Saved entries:
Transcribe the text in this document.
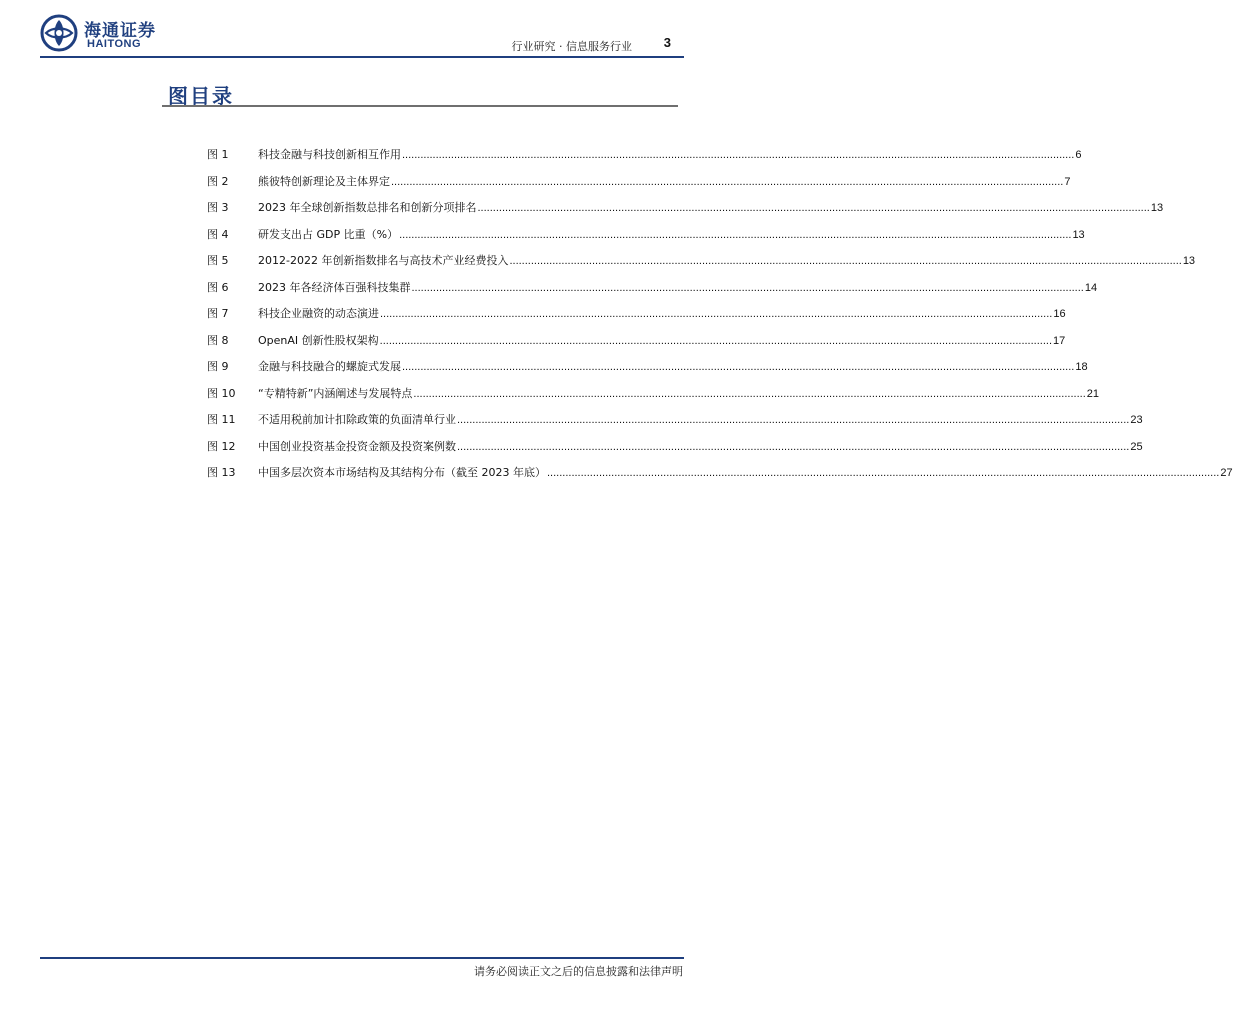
海通证券
HAITONG	行业研究 · 信息服务行业 3
图目录
图 1	科技金融与科技创新相互作用 ............................................................................................................................................................................................................................ 6
图 2	熊彼特创新理论及主体界定 ............................................................................................................................................................................................................................ 7
图 3	2023 年全球创新指数总排名和创新分项排名 ............................................................................................................................................................................................................................ 13
图 4	研发支出占 GDP 比重（%） ............................................................................................................................................................................................................................ 13
图 5	2012-2022 年创新指数排名与高技术产业经费投入 ............................................................................................................................................................................................................................ 13
图 6	2023 年各经济体百强科技集群 ............................................................................................................................................................................................................................ 14
图 7	科技企业融资的动态演进 ............................................................................................................................................................................................................................ 16
图 8	OpenAI 创新性股权架构 ............................................................................................................................................................................................................................ 17
图 9	金融与科技融合的螺旋式发展 ............................................................................................................................................................................................................................ 18
图 10	“专精特新”内涵阐述与发展特点 ............................................................................................................................................................................................................................ 21
图 11	不适用税前加计扣除政策的负面清单行业 ............................................................................................................................................................................................................................ 23
图 12	中国创业投资基金投资金额及投资案例数 ............................................................................................................................................................................................................................ 25
图 13	中国多层次资本市场结构及其结构分布（截至 2023 年底） ............................................................................................................................................................................................................................ 27
请务必阅读正文之后的信息披露和法律声明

▶ Instruction
Every record above should be written out again without change, except that the pictures are left out.

▶ Task solution
Transcribe the text in this document.
海通证券
HAITONG	行业研究 · 信息服务行业 3
图目录
图 1	科技金融与科技创新相互作用 ............................................................................................................................................................................................................................ 6
图 2	熊彼特创新理论及主体界定 ............................................................................................................................................................................................................................ 7
图 3	2023 年全球创新指数总排名和创新分项排名 ............................................................................................................................................................................................................................ 13
图 4	研发支出占 GDP 比重（%） ............................................................................................................................................................................................................................ 13
图 5	2012-2022 年创新指数排名与高技术产业经费投入 ............................................................................................................................................................................................................................ 13
图 6	2023 年各经济体百强科技集群 ............................................................................................................................................................................................................................ 14
图 7	科技企业融资的动态演进 ............................................................................................................................................................................................................................ 16
图 8	OpenAI 创新性股权架构 ............................................................................................................................................................................................................................ 17
图 9	金融与科技融合的螺旋式发展 ............................................................................................................................................................................................................................ 18
图 10	“专精特新”内涵阐述与发展特点 ............................................................................................................................................................................................................................ 21
图 11	不适用税前加计扣除政策的负面清单行业 ............................................................................................................................................................................................................................ 23
图 12	中国创业投资基金投资金额及投资案例数 ............................................................................................................................................................................................................................ 25
图 13	中国多层次资本市场结构及其结构分布（截至 2023 年底） ............................................................................................................................................................................................................................ 27
请务必阅读正文之后的信息披露和法律声明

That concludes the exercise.